[What the task asks] Collect all lines containing the word "mình" from the data.

[Begin Record excerpts]

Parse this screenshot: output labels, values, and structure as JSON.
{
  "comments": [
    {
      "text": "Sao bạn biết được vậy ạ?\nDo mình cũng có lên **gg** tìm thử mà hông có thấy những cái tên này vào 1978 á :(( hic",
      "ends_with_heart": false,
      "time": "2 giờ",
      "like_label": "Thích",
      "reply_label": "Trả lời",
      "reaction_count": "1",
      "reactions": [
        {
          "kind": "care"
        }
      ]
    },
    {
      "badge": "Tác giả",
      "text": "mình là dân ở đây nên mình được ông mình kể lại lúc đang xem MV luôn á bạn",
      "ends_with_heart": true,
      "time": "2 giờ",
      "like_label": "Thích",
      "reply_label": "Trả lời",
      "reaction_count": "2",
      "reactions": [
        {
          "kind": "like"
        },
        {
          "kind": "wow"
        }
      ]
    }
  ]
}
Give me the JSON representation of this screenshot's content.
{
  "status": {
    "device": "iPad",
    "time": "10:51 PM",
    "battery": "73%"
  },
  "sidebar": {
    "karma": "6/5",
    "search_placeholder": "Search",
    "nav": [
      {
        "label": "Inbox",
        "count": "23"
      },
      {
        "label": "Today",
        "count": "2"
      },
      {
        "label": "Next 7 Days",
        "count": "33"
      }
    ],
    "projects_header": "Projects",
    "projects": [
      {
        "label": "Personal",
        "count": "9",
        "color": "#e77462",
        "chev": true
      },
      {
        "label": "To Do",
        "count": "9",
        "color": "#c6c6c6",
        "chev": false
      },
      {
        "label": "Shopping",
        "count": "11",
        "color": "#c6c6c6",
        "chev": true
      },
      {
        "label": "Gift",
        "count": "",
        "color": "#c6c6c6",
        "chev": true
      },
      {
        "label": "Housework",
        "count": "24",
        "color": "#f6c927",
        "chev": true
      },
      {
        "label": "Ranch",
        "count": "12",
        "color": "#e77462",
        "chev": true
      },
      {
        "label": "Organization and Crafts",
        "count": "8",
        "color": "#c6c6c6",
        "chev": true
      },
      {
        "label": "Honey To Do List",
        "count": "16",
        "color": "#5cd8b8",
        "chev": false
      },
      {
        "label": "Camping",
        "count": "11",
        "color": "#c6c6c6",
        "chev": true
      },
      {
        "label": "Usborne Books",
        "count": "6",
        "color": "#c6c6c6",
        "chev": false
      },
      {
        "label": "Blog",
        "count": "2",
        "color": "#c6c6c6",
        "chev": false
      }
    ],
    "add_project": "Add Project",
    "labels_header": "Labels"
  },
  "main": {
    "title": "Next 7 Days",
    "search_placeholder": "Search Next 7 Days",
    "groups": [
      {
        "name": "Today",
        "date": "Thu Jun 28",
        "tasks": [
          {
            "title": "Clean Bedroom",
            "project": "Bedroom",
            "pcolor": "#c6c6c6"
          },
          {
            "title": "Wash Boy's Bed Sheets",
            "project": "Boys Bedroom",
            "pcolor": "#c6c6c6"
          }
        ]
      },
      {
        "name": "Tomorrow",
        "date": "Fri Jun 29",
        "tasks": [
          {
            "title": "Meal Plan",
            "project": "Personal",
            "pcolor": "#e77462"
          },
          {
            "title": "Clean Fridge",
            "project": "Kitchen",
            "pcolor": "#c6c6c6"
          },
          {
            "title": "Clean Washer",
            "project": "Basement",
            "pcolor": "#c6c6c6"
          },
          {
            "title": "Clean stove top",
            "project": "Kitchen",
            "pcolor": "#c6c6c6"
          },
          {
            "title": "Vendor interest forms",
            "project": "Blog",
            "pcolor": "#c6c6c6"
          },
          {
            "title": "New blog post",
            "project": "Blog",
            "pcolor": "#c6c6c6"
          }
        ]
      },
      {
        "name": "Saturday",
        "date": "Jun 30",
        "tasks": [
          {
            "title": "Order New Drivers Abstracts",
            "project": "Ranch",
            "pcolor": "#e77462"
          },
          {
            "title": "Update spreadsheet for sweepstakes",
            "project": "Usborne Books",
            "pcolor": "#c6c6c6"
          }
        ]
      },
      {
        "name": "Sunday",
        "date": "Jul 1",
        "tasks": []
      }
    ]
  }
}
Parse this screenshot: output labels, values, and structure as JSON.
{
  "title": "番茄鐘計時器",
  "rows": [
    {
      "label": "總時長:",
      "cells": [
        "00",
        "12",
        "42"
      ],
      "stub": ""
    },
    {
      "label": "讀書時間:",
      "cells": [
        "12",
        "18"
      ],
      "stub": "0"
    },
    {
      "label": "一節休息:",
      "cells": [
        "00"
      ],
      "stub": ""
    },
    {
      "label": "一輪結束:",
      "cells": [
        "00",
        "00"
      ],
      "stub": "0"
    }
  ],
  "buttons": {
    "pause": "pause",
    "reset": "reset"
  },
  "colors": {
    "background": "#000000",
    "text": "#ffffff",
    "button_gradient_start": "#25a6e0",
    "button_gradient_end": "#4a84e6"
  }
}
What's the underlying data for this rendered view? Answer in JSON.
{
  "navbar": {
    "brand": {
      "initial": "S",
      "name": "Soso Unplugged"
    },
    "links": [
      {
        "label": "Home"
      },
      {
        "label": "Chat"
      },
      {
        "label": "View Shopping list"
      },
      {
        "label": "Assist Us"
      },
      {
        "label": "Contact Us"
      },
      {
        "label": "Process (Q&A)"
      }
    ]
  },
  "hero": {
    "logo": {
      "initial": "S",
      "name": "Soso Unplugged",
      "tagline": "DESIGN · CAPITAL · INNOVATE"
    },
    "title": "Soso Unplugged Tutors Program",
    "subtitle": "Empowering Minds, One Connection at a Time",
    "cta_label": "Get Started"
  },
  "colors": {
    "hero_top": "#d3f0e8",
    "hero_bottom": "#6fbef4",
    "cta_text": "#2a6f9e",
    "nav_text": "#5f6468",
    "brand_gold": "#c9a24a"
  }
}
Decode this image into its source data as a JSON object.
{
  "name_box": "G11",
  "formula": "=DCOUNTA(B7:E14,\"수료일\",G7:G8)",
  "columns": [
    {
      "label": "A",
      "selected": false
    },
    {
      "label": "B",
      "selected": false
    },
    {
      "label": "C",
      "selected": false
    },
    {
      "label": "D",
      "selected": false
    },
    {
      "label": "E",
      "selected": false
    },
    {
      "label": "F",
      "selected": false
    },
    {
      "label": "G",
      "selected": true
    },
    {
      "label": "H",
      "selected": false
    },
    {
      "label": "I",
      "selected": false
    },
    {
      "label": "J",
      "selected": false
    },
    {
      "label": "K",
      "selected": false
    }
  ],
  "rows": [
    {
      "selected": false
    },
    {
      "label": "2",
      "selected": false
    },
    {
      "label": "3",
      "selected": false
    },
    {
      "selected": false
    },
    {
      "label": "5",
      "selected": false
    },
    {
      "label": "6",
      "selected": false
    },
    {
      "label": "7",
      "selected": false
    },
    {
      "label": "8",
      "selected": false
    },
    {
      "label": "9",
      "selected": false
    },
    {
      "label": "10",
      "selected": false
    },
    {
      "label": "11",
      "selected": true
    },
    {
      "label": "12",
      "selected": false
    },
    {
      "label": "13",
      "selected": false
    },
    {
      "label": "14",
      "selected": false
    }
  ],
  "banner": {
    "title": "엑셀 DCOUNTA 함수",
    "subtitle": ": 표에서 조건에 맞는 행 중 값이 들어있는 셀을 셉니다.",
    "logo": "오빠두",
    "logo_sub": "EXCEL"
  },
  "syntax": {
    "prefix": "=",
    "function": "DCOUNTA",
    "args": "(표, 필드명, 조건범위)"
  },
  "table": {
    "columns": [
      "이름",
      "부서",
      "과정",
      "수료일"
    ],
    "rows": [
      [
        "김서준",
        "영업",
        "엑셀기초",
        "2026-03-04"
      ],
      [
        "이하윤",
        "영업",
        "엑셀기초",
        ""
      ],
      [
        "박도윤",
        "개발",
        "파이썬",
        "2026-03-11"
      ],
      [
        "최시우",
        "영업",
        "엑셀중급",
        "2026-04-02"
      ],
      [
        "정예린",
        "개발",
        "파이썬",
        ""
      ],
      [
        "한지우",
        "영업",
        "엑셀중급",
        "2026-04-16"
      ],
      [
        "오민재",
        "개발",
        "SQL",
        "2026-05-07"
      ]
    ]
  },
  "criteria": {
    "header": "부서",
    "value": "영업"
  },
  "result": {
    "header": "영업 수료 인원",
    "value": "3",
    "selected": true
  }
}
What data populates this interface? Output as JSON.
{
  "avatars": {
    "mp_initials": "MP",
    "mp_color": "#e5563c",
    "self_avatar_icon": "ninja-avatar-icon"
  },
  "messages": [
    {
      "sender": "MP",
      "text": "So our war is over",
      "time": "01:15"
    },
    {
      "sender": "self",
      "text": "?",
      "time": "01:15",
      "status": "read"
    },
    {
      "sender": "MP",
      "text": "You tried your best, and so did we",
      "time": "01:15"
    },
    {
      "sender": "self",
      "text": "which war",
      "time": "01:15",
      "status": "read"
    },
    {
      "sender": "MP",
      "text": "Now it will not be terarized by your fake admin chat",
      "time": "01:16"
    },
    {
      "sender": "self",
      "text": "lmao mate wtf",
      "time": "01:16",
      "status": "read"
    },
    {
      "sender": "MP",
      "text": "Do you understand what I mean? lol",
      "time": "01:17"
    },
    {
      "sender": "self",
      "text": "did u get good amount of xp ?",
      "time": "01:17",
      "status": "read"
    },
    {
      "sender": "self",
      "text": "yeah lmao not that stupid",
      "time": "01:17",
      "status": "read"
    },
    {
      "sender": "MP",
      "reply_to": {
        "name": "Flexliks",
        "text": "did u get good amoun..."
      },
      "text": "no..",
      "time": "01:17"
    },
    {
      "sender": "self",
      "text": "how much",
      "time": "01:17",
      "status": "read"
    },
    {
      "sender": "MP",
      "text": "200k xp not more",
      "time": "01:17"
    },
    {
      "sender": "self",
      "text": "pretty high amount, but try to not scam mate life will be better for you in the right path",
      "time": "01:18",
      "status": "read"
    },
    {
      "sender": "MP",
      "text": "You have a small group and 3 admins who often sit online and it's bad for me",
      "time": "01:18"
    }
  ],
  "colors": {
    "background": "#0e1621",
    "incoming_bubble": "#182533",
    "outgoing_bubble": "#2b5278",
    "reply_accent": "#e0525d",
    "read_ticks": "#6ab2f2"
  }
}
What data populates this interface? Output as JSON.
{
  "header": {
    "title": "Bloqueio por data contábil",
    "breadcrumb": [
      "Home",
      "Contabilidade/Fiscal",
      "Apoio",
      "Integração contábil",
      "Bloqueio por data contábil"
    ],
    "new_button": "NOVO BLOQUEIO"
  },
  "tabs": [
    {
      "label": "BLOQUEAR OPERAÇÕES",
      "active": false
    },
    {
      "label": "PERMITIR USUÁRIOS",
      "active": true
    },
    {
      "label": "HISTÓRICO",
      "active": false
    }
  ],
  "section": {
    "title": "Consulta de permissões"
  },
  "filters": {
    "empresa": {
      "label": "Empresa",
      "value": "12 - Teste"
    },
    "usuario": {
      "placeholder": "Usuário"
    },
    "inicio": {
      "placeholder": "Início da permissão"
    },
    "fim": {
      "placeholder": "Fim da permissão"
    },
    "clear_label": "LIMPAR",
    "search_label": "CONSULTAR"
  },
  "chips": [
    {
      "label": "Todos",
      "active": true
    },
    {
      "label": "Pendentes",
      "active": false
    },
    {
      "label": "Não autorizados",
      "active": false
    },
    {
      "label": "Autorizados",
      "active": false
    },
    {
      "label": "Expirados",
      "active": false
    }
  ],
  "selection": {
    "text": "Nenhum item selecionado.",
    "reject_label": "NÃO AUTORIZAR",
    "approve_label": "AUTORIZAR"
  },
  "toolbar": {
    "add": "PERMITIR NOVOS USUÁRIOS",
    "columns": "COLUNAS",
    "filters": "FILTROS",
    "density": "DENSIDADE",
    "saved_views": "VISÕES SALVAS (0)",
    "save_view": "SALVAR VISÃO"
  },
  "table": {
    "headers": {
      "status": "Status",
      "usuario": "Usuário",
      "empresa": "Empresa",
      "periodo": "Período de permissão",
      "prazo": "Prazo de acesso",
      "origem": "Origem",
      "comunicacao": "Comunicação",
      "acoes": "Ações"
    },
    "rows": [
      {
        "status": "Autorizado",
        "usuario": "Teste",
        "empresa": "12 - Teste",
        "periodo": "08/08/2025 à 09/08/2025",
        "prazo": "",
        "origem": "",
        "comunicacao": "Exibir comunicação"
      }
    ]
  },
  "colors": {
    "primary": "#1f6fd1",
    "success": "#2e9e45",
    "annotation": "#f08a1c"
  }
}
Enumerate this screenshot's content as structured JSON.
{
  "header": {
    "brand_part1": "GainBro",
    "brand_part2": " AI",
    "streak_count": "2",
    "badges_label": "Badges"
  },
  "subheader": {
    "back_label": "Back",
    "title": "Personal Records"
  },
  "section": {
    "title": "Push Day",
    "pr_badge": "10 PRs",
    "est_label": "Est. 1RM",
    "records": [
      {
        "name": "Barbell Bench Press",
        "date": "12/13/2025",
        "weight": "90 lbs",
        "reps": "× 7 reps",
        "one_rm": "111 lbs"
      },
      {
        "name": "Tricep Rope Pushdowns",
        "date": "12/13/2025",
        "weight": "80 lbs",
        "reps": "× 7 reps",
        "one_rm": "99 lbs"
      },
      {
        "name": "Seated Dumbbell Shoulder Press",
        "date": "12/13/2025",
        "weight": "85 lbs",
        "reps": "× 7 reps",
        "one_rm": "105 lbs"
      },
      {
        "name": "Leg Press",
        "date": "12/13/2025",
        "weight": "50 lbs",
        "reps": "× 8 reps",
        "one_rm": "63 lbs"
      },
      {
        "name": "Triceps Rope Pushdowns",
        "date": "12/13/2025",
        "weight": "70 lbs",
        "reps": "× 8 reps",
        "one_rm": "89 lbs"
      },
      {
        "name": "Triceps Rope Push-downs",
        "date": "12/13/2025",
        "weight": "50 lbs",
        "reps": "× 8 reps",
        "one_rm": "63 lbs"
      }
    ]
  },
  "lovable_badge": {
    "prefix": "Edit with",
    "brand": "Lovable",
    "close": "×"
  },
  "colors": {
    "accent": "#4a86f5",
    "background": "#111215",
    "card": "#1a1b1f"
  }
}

[End Record excerpts]

[Reply to the task]
      "text": "Sao bạn biết được vậy ạ?\nDo mình cũng có lên **gg** tìm thử mà hông có thấy những cái tên này vào 1978 á :(( hic",
      "text": "mình là dân ở đây nên mình được ông mình kể lại lúc đang xem MV luôn á bạn",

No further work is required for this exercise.